## WRITTEN EXERCISE:
Give the listing below again in full, exactly as written.

[Records about charts and figures]
start

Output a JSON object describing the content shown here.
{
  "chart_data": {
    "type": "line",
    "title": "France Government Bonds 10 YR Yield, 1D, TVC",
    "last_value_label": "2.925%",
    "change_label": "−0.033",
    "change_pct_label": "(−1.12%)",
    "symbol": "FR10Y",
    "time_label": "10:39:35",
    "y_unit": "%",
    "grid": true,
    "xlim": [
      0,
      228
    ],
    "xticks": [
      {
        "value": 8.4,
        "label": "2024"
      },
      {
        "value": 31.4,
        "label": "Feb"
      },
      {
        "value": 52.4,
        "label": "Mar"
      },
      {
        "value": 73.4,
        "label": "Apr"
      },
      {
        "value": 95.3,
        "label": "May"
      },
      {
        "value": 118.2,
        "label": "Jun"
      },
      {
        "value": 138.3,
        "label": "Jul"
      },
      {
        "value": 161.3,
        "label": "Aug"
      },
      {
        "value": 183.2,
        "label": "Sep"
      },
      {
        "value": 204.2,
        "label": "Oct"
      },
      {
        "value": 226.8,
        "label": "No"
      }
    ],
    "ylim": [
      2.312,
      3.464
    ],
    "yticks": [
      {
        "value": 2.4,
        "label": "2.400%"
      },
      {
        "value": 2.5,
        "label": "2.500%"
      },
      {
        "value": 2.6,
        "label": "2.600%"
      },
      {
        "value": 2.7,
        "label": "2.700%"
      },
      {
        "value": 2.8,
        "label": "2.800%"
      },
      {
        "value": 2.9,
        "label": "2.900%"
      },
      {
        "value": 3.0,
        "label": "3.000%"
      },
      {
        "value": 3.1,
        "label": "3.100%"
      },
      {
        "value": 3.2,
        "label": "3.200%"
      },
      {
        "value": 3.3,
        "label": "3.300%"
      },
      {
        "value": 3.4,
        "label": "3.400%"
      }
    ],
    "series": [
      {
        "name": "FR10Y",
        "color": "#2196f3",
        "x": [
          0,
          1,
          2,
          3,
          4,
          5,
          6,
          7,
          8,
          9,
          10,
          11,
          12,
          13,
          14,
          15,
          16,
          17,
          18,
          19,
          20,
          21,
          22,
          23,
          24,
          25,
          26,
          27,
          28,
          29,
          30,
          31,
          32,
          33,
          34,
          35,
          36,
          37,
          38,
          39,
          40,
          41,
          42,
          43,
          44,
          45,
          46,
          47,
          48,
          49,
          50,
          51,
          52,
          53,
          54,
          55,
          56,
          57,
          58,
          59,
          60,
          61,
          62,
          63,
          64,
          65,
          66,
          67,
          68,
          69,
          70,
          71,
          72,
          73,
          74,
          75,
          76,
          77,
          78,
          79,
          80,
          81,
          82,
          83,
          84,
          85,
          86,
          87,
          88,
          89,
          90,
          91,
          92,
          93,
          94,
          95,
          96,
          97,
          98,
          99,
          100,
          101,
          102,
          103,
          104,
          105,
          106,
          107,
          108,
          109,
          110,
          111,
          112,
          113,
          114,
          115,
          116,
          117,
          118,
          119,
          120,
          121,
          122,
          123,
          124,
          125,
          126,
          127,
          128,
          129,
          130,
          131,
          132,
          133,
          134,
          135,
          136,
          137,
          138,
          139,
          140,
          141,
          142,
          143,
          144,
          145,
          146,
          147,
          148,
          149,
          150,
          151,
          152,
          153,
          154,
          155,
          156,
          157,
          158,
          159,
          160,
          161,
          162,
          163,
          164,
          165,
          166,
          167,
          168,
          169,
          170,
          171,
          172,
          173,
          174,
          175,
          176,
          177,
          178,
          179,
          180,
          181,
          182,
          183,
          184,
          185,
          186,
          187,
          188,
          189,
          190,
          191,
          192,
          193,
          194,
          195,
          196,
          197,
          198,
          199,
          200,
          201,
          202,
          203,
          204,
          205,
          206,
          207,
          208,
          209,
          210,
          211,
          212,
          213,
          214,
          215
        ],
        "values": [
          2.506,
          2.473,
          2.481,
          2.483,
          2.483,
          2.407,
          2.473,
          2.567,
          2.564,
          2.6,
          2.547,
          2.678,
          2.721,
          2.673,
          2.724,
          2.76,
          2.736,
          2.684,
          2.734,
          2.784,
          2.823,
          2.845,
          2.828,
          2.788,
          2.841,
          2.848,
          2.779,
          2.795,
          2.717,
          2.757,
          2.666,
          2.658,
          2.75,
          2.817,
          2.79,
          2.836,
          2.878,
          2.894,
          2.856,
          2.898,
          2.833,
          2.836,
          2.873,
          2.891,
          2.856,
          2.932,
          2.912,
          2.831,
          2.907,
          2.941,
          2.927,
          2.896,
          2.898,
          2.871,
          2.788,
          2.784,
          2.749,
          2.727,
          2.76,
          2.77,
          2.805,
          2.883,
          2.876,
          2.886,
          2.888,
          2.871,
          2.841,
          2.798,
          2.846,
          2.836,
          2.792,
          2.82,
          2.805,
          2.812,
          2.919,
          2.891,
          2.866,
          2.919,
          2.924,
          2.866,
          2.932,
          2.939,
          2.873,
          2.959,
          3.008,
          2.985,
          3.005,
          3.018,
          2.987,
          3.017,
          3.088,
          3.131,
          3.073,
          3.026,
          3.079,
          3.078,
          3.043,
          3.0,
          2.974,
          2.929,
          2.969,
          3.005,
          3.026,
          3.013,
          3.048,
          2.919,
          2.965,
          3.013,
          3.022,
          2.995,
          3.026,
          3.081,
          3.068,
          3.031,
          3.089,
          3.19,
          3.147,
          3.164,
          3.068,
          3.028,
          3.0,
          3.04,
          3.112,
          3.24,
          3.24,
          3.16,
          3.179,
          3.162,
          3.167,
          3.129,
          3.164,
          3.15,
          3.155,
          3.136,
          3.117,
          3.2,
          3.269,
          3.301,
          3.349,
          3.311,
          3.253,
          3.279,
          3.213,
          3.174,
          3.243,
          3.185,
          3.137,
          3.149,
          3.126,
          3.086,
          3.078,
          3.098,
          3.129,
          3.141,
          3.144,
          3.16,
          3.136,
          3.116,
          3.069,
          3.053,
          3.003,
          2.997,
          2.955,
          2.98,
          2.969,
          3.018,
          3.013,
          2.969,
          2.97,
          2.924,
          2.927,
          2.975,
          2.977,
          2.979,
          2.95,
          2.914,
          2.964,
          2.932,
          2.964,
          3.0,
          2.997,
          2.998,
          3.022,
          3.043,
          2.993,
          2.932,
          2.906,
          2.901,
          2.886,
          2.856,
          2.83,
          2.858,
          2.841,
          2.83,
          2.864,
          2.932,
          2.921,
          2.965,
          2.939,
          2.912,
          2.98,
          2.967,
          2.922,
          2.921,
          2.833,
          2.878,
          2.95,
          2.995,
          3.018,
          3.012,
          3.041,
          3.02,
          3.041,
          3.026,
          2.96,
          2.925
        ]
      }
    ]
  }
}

end

## RESULT BELOW:
Output a JSON object describing the content shown here.
{
  "chart_data": {
    "type": "line",
    "title": "France Government Bonds 10 YR Yield, 1D, TVC",
    "last_value_label": "2.925%",
    "change_label": "−0.033",
    "change_pct_label": "(−1.12%)",
    "symbol": "FR10Y",
    "time_label": "10:39:35",
    "y_unit": "%",
    "grid": true,
    "xlim": [
      0,
      228
    ],
    "xticks": [
      {
        "value": 8.4,
        "label": "2024"
      },
      {
        "value": 31.4,
        "label": "Feb"
      },
      {
        "value": 52.4,
        "label": "Mar"
      },
      {
        "value": 73.4,
        "label": "Apr"
      },
      {
        "value": 95.3,
        "label": "May"
      },
      {
        "value": 118.2,
        "label": "Jun"
      },
      {
        "value": 138.3,
        "label": "Jul"
      },
      {
        "value": 161.3,
        "label": "Aug"
      },
      {
        "value": 183.2,
        "label": "Sep"
      },
      {
        "value": 204.2,
        "label": "Oct"
      },
      {
        "value": 226.8,
        "label": "No"
      }
    ],
    "ylim": [
      2.312,
      3.464
    ],
    "yticks": [
      {
        "value": 2.4,
        "label": "2.400%"
      },
      {
        "value": 2.5,
        "label": "2.500%"
      },
      {
        "value": 2.6,
        "label": "2.600%"
      },
      {
        "value": 2.7,
        "label": "2.700%"
      },
      {
        "value": 2.8,
        "label": "2.800%"
      },
      {
        "value": 2.9,
        "label": "2.900%"
      },
      {
        "value": 3.0,
        "label": "3.000%"
      },
      {
        "value": 3.1,
        "label": "3.100%"
      },
      {
        "value": 3.2,
        "label": "3.200%"
      },
      {
        "value": 3.3,
        "label": "3.300%"
      },
      {
        "value": 3.4,
        "label": "3.400%"
      }
    ],
    "series": [
      {
        "name": "FR10Y",
        "color": "#2196f3",
        "x": [
          0,
          1,
          2,
          3,
          4,
          5,
          6,
          7,
          8,
          9,
          10,
          11,
          12,
          13,
          14,
          15,
          16,
          17,
          18,
          19,
          20,
          21,
          22,
          23,
          24,
          25,
          26,
          27,
          28,
          29,
          30,
          31,
          32,
          33,
          34,
          35,
          36,
          37,
          38,
          39,
          40,
          41,
          42,
          43,
          44,
          45,
          46,
          47,
          48,
          49,
          50,
          51,
          52,
          53,
          54,
          55,
          56,
          57,
          58,
          59,
          60,
          61,
          62,
          63,
          64,
          65,
          66,
          67,
          68,
          69,
          70,
          71,
          72,
          73,
          74,
          75,
          76,
          77,
          78,
          79,
          80,
          81,
          82,
          83,
          84,
          85,
          86,
          87,
          88,
          89,
          90,
          91,
          92,
          93,
          94,
          95,
          96,
          97,
          98,
          99,
          100,
          101,
          102,
          103,
          104,
          105,
          106,
          107,
          108,
          109,
          110,
          111,
          112,
          113,
          114,
          115,
          116,
          117,
          118,
          119,
          120,
          121,
          122,
          123,
          124,
          125,
          126,
          127,
          128,
          129,
          130,
          131,
          132,
          133,
          134,
          135,
          136,
          137,
          138,
          139,
          140,
          141,
          142,
          143,
          144,
          145,
          146,
          147,
          148,
          149,
          150,
          151,
          152,
          153,
          154,
          155,
          156,
          157,
          158,
          159,
          160,
          161,
          162,
          163,
          164,
          165,
          166,
          167,
          168,
          169,
          170,
          171,
          172,
          173,
          174,
          175,
          176,
          177,
          178,
          179,
          180,
          181,
          182,
          183,
          184,
          185,
          186,
          187,
          188,
          189,
          190,
          191,
          192,
          193,
          194,
          195,
          196,
          197,
          198,
          199,
          200,
          201,
          202,
          203,
          204,
          205,
          206,
          207,
          208,
          209,
          210,
          211,
          212,
          213,
          214,
          215
        ],
        "values": [
          2.506,
          2.473,
          2.481,
          2.483,
          2.483,
          2.407,
          2.473,
          2.567,
          2.564,
          2.6,
          2.547,
          2.678,
          2.721,
          2.673,
          2.724,
          2.76,
          2.736,
          2.684,
          2.734,
          2.784,
          2.823,
          2.845,
          2.828,
          2.788,
          2.841,
          2.848,
          2.779,
          2.795,
          2.717,
          2.757,
          2.666,
          2.658,
          2.75,
          2.817,
          2.79,
          2.836,
          2.878,
          2.894,
          2.856,
          2.898,
          2.833,
          2.836,
          2.873,
          2.891,
          2.856,
          2.932,
          2.912,
          2.831,
          2.907,
          2.941,
          2.927,
          2.896,
          2.898,
          2.871,
          2.788,
          2.784,
          2.749,
          2.727,
          2.76,
          2.77,
          2.805,
          2.883,
          2.876,
          2.886,
          2.888,
          2.871,
          2.841,
          2.798,
          2.846,
          2.836,
          2.792,
          2.82,
          2.805,
          2.812,
          2.919,
          2.891,
          2.866,
          2.919,
          2.924,
          2.866,
          2.932,
          2.939,
          2.873,
          2.959,
          3.008,
          2.985,
          3.005,
          3.018,
          2.987,
          3.017,
          3.088,
          3.131,
          3.073,
          3.026,
          3.079,
          3.078,
          3.043,
          3.0,
          2.974,
          2.929,
          2.969,
          3.005,
          3.026,
          3.013,
          3.048,
          2.919,
          2.965,
          3.013,
          3.022,
          2.995,
          3.026,
          3.081,
          3.068,
          3.031,
          3.089,
          3.19,
          3.147,
          3.164,
          3.068,
          3.028,
          3.0,
          3.04,
          3.112,
          3.24,
          3.24,
          3.16,
          3.179,
          3.162,
          3.167,
          3.129,
          3.164,
          3.15,
          3.155,
          3.136,
          3.117,
          3.2,
          3.269,
          3.301,
          3.349,
          3.311,
          3.253,
          3.279,
          3.213,
          3.174,
          3.243,
          3.185,
          3.137,
          3.149,
          3.126,
          3.086,
          3.078,
          3.098,
          3.129,
          3.141,
          3.144,
          3.16,
          3.136,
          3.116,
          3.069,
          3.053,
          3.003,
          2.997,
          2.955,
          2.98,
          2.969,
          3.018,
          3.013,
          2.969,
          2.97,
          2.924,
          2.927,
          2.975,
          2.977,
          2.979,
          2.95,
          2.914,
          2.964,
          2.932,
          2.964,
          3.0,
          2.997,
          2.998,
          3.022,
          3.043,
          2.993,
          2.932,
          2.906,
          2.901,
          2.886,
          2.856,
          2.83,
          2.858,
          2.841,
          2.83,
          2.864,
          2.932,
          2.921,
          2.965,
          2.939,
          2.912,
          2.98,
          2.967,
          2.922,
          2.921,
          2.833,
          2.878,
          2.95,
          2.995,
          3.018,
          3.012,
          3.041,
          3.02,
          3.041,
          3.026,
          2.96,
          2.925
        ]
      }
    ]
  }
}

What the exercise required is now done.